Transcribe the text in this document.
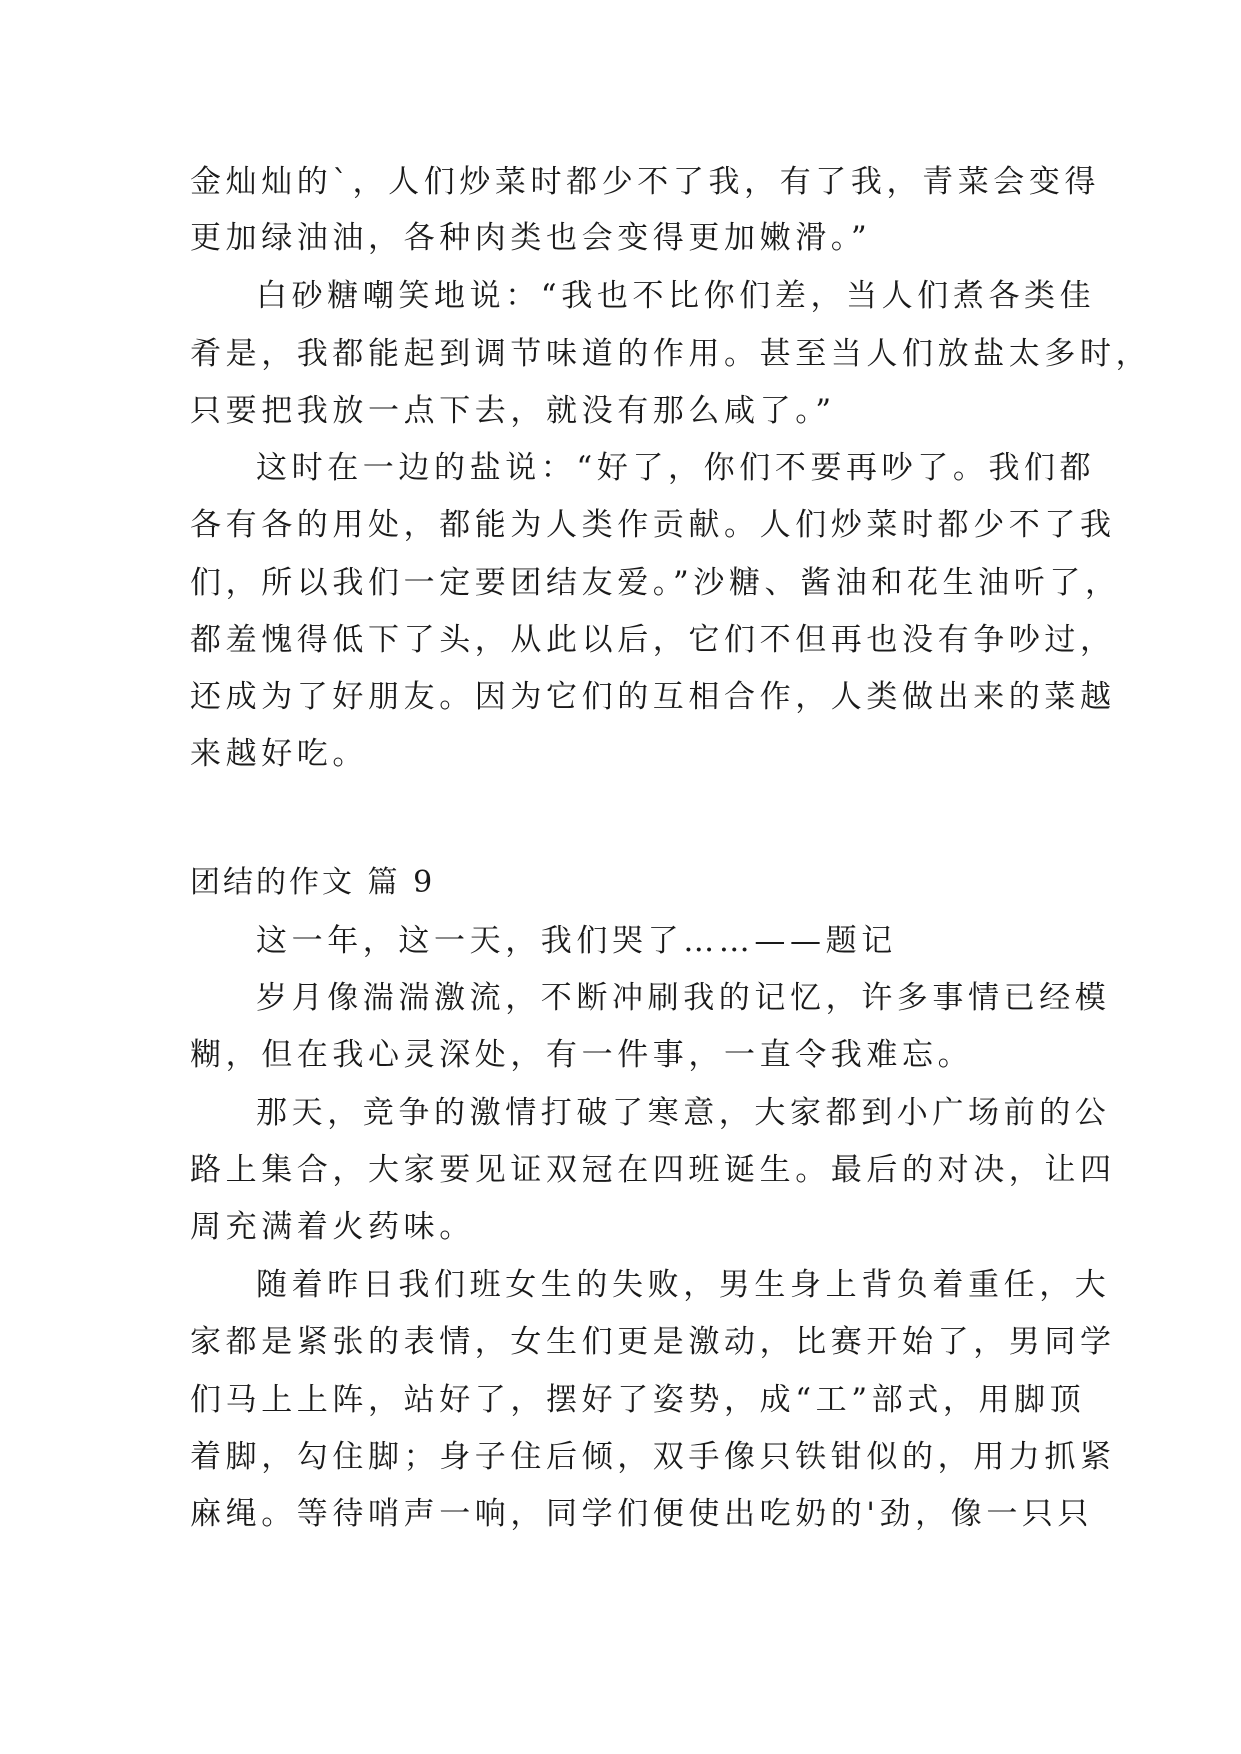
金灿灿的`，人们炒菜时都少不了我，有了我，青菜会变得
更加绿油油，各种肉类也会变得更加嫩滑。”
白砂糖嘲笑地说：“我也不比你们差，当人们煮各类佳
肴是，我都能起到调节味道的作用。甚至当人们放盐太多时，
只要把我放一点下去，就没有那么咸了。”
这时在一边的盐说：“好了，你们不要再吵了。我们都
各有各的用处，都能为人类作贡献。人们炒菜时都少不了我
们，所以我们一定要团结友爱。”沙糖、酱油和花生油听了，
都羞愧得低下了头，从此以后，它们不但再也没有争吵过，
还成为了好朋友。因为它们的互相合作，人类做出来的菜越
来越好吃。
团结的作文 篇 9
这一年，这一天，我们哭了……——题记
岁月像湍湍激流，不断冲刷我的记忆，许多事情已经模
糊，但在我心灵深处，有一件事，一直令我难忘。
那天，竞争的激情打破了寒意，大家都到小广场前的公
路上集合，大家要见证双冠在四班诞生。最后的对决，让四
周充满着火药味。
随着昨日我们班女生的失败，男生身上背负着重任，大
家都是紧张的表情，女生们更是激动，比赛开始了，男同学
们马上上阵，站好了，摆好了姿势，成“工”部式，用脚顶
着脚，勾住脚；身子住后倾，双手像只铁钳似的，用力抓紧
麻绳。等待哨声一响，同学们便使出吃奶的'劲，像一只只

WORK TO DO:
Return all of the entries word for word, but omit the pictures.

TASK RESULT:
Transcribe the text in this document.
金灿灿的`，人们炒菜时都少不了我，有了我，青菜会变得
更加绿油油，各种肉类也会变得更加嫩滑。”
白砂糖嘲笑地说：“我也不比你们差，当人们煮各类佳
肴是，我都能起到调节味道的作用。甚至当人们放盐太多时，
只要把我放一点下去，就没有那么咸了。”
这时在一边的盐说：“好了，你们不要再吵了。我们都
各有各的用处，都能为人类作贡献。人们炒菜时都少不了我
们，所以我们一定要团结友爱。”沙糖、酱油和花生油听了，
都羞愧得低下了头，从此以后，它们不但再也没有争吵过，
还成为了好朋友。因为它们的互相合作，人类做出来的菜越
来越好吃。
团结的作文 篇 9
这一年，这一天，我们哭了……——题记
岁月像湍湍激流，不断冲刷我的记忆，许多事情已经模
糊，但在我心灵深处，有一件事，一直令我难忘。
那天，竞争的激情打破了寒意，大家都到小广场前的公
路上集合，大家要见证双冠在四班诞生。最后的对决，让四
周充满着火药味。
随着昨日我们班女生的失败，男生身上背负着重任，大
家都是紧张的表情，女生们更是激动，比赛开始了，男同学
们马上上阵，站好了，摆好了姿势，成“工”部式，用脚顶
着脚，勾住脚；身子住后倾，双手像只铁钳似的，用力抓紧
麻绳。等待哨声一响，同学们便使出吃奶的'劲，像一只只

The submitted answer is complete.